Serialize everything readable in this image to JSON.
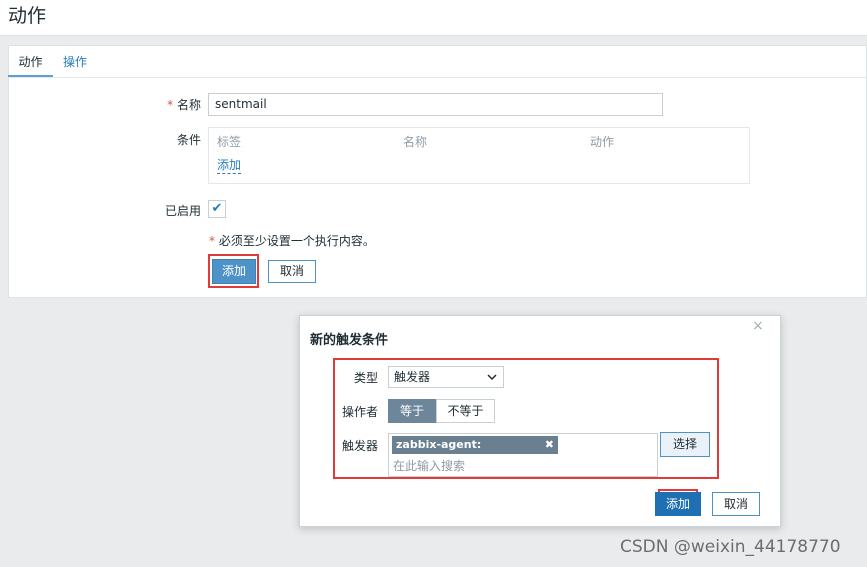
{
  "page": {
    "title": "动作"
  },
  "tabs": [
    {
      "label": "动作",
      "active": true
    },
    {
      "label": "操作",
      "active": false
    }
  ],
  "form": {
    "required_marker": "*",
    "name_label": "名称",
    "name_value": "sentmail",
    "conditions_label": "条件",
    "conditions_columns": [
      "标签",
      "名称",
      "动作"
    ],
    "conditions_add_link": "添加",
    "enabled_label": "已启用",
    "enabled_checked": true,
    "enabled_check_glyph": "✔",
    "validation_note": "必须至少设置一个执行内容。",
    "add_button": "添加",
    "cancel_button": "取消"
  },
  "dialog": {
    "title": "新的触发条件",
    "close_glyph": "×",
    "type_label": "类型",
    "type_value": "触发器",
    "operator_label": "操作者",
    "operator_options": [
      "等于",
      "不等于"
    ],
    "operator_selected": "等于",
    "trigger_label": "触发器",
    "trigger_chip": "zabbix-agent: nginx_status",
    "chip_remove_glyph": "✖",
    "trigger_placeholder": "在此输入搜索",
    "select_button": "选择",
    "add_button": "添加",
    "cancel_button": "取消"
  },
  "watermark": "CSDN @weixin_44178770",
  "colors": {
    "accent": "#4d93c8",
    "highlight": "#e03b3b",
    "link": "#2a7bbd"
  }
}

■ Work to be completed:
Transcribe the material exactly, keeping every word and none of the pictures.

■ Output of the exercise:
Serialize everything readable in this image to JSON.
{
  "page": {
    "title": "动作"
  },
  "tabs": [
    {
      "label": "动作",
      "active": true
    },
    {
      "label": "操作",
      "active": false
    }
  ],
  "form": {
    "required_marker": "*",
    "name_label": "名称",
    "name_value": "sentmail",
    "conditions_label": "条件",
    "conditions_columns": [
      "标签",
      "名称",
      "动作"
    ],
    "conditions_add_link": "添加",
    "enabled_label": "已启用",
    "enabled_checked": true,
    "enabled_check_glyph": "✔",
    "validation_note": "必须至少设置一个执行内容。",
    "add_button": "添加",
    "cancel_button": "取消"
  },
  "dialog": {
    "title": "新的触发条件",
    "close_glyph": "×",
    "type_label": "类型",
    "type_value": "触发器",
    "operator_label": "操作者",
    "operator_options": [
      "等于",
      "不等于"
    ],
    "operator_selected": "等于",
    "trigger_label": "触发器",
    "trigger_chip": "zabbix-agent: nginx_status",
    "chip_remove_glyph": "✖",
    "trigger_placeholder": "在此输入搜索",
    "select_button": "选择",
    "add_button": "添加",
    "cancel_button": "取消"
  },
  "watermark": "CSDN @weixin_44178770",
  "colors": {
    "accent": "#4d93c8",
    "highlight": "#e03b3b",
    "link": "#2a7bbd"
  }
}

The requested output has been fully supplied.